# Task data start

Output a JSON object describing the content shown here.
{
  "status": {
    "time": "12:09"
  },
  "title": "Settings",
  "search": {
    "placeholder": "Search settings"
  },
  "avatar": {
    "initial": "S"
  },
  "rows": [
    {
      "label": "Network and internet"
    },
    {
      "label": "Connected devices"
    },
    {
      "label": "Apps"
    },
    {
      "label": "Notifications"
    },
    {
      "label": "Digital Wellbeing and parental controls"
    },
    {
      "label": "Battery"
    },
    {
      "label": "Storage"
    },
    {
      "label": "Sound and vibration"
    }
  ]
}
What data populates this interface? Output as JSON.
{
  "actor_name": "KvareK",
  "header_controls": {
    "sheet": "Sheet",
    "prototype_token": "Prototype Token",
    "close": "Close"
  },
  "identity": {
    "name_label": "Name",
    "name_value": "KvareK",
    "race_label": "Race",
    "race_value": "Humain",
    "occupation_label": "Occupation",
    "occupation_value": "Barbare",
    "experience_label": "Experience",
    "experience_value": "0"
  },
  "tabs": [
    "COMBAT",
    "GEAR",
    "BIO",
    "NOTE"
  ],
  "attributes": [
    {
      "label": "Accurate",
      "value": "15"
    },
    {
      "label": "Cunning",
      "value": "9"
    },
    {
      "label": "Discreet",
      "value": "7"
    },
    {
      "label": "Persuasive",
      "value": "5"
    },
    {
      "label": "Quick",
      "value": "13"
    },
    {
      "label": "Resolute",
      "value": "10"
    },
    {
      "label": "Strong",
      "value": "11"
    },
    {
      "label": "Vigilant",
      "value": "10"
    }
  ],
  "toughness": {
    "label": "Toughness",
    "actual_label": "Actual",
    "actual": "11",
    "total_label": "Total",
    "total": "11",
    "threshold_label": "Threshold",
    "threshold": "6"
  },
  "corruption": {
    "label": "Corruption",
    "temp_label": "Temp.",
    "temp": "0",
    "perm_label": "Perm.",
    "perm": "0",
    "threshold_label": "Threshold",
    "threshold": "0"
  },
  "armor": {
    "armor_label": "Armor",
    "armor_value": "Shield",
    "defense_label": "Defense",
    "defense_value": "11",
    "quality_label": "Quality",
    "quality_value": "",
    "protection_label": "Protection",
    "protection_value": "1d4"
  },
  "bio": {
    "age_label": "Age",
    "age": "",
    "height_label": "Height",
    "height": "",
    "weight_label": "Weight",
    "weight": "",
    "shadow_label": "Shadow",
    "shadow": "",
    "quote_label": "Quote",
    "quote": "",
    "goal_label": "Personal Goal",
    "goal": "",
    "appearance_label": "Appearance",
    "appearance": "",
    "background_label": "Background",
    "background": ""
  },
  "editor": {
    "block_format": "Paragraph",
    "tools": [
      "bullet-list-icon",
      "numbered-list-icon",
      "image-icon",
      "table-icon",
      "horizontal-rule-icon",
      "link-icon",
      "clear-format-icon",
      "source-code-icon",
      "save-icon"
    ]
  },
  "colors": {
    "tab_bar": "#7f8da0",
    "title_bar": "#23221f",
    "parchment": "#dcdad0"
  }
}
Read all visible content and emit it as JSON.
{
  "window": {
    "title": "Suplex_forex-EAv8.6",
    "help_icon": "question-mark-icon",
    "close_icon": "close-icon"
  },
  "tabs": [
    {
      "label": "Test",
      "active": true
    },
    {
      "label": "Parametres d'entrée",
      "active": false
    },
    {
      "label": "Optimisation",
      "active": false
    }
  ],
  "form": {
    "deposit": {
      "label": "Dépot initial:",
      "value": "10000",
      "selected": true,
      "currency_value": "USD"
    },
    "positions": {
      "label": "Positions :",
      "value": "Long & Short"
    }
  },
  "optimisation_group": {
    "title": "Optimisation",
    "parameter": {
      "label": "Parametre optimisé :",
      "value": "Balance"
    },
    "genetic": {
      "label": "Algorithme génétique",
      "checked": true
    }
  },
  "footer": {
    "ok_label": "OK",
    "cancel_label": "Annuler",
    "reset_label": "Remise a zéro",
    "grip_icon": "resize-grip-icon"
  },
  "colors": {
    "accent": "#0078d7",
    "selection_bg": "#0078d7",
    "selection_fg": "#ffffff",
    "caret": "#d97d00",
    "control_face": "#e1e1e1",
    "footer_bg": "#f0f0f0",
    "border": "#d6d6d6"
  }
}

# Task data end

[Exercise description] Keep only the lines that hold the string "JSON", and copy them out.

[Answer below]
Output a JSON object describing the content shown here.
What data populates this interface? Output as JSON.
Read all visible content and emit it as JSON.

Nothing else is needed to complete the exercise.